Document section:
⟨

By contrast, victims across this island face a bureaucratic labyrinth of services that behaves more like a physical and emotional barrier to healthcare and justice.
Liberia’s dedicated sexual crimes court was created to solve the problem of cases languishing in a slow, general court system. What is to prevent Northern Ireland or Ireland from establishing a specialized domestic and sexual violence court?
In Timor-Leste, the Nabilan program, run by the government, works with the Catholic Church and traditional leaders to challenge the preconception that maintaining family honour requires concealing domestic abuse as a secret.
In Sierra Leone, success in tackling violence against women came from creating a chain of referral centres that connect isolated rural women to urban legal services.
Northern Ireland is currently in the middle of its First Delivery Plan (2024-2026). The focus right now is on “The Power to Change” campaign, which targets the attitudes of men and boys — a direct lesson learned from the Timor-Leste and Sierra Leone models of social change.
The problem is that Northern Ireland is attempting to adopt the theory of other successful post-conflict transitions without the infrastructure needed to turn theory into action.

⟩

Source material:

⟨

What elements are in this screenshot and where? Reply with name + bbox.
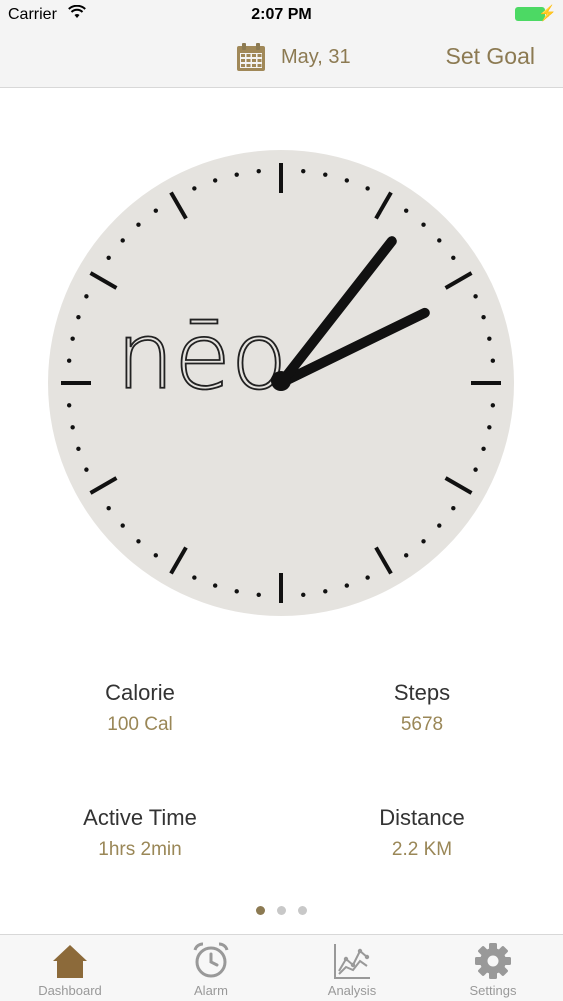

⟩

Reproduce everything in the passage on violence against women from "In Timor-Leste, the" down to "of social change.", word for word. Rely on the passage on violence against women alone, not on the data.

In Timor-Leste, the Nabilan program, run by the government, works with the Catholic Church and traditional leaders to challenge the preconception that maintaining family honour requires concealing domestic abuse as a secret.
In Sierra Leone, success in tackling violence against women came from creating a chain of referral centres that connect isolated rural women to urban legal services.
Northern Ireland is currently in the middle of its First Delivery Plan (2024-2026). The focus right now is on “The Power to Change” campaign, which targets the attitudes of men and boys — a direct lesson learned from the Timor-Leste and Sierra Leone models of social change.